Entries from a dataset:

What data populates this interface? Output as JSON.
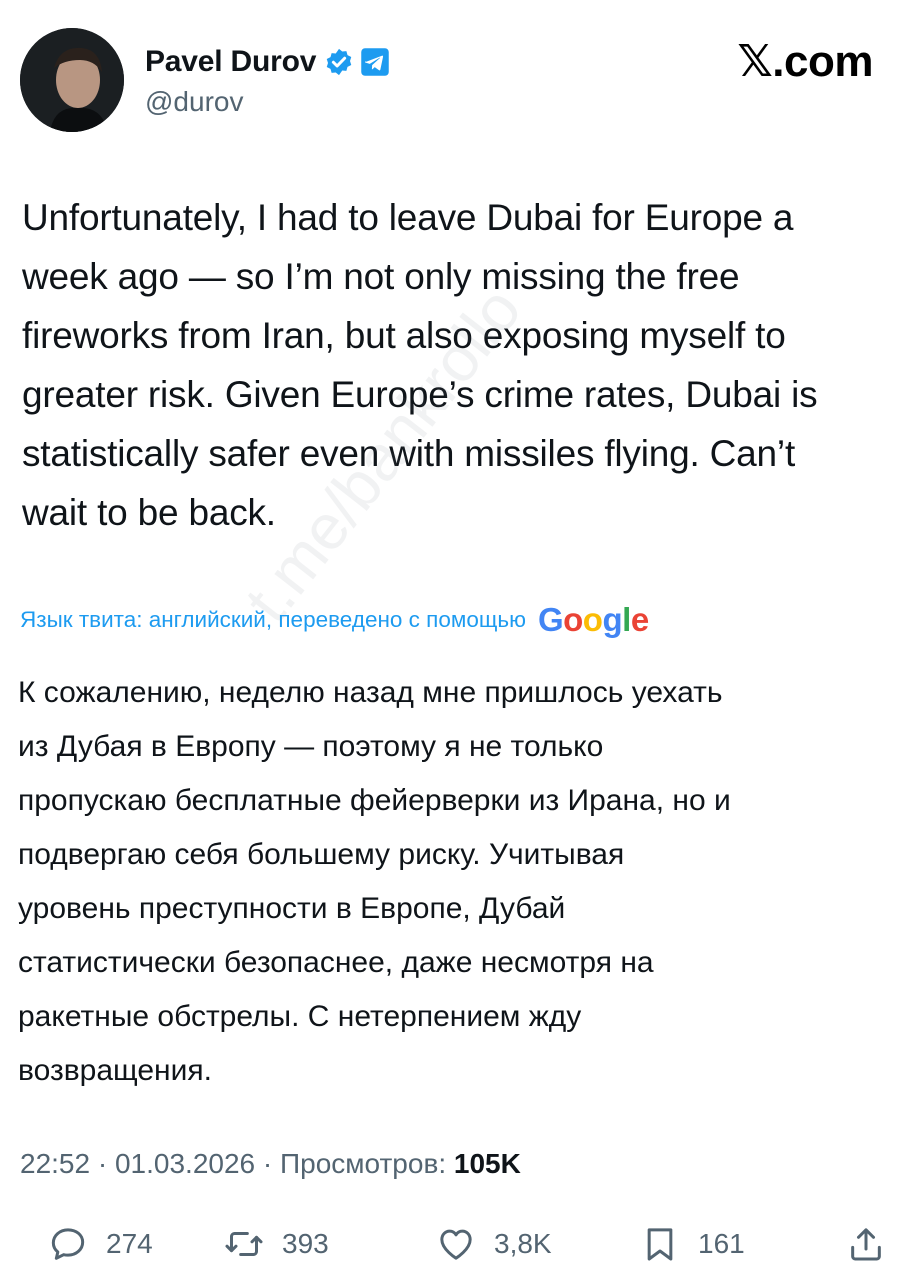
{
  "author": {
    "name": "Pavel Durov",
    "handle": "@durov"
  },
  "brand": "𝕏.com",
  "tweet": {
    "text_lines": [
      "Unfortunately, I had to leave Dubai for Europe a",
      "week ago — so I’m not only missing the free",
      "fireworks from Iran, but also exposing myself to",
      "greater risk. Given Europe’s crime rates, Dubai is",
      "statistically safer even with missiles flying. Can’t",
      "wait to be back."
    ]
  },
  "translation": {
    "label": "Язык твита: английский, переведено с помощью",
    "provider": "Google",
    "text_lines": [
      "К сожалению, неделю назад мне пришлось уехать",
      "из Дубая в Европу — поэтому я не только",
      "пропускаю бесплатные фейерверки из Ирана, но и",
      "подвергаю себя большему риску. Учитывая",
      "уровень преступности в Европе, Дубай",
      "статистически безопаснее, даже несмотря на",
      "ракетные обстрелы. С нетерпением жду",
      "возвращения."
    ]
  },
  "watermark": "t.me/bankrollo",
  "meta": {
    "time": "22:52",
    "date": "01.03.2026",
    "views_label": "Просмотров:",
    "views_count": "105K",
    "separator": "·"
  },
  "actions": {
    "replies": "274",
    "reposts": "393",
    "likes": "3,8K",
    "bookmarks": "161"
  },
  "icons": {
    "verified": "verified-badge-icon",
    "telegram": "telegram-icon",
    "reply": "reply-icon",
    "repost": "repost-icon",
    "like": "heart-icon",
    "bookmark": "bookmark-icon",
    "share": "share-icon"
  },
  "colors": {
    "accent": "#1d9bf0",
    "secondary_text": "#536471",
    "primary_text": "#0f1419",
    "google_blue": "#4285F4",
    "google_red": "#EA4335",
    "google_yellow": "#FBBC05",
    "google_green": "#34A853"
  }
}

◆ Work required: Show the lines of the material that contain the word "Dubai".

◆ Answer to the exercise:
      "Unfortunately, I had to leave Dubai for Europe a",
      "greater risk. Given Europe’s crime rates, Dubai is",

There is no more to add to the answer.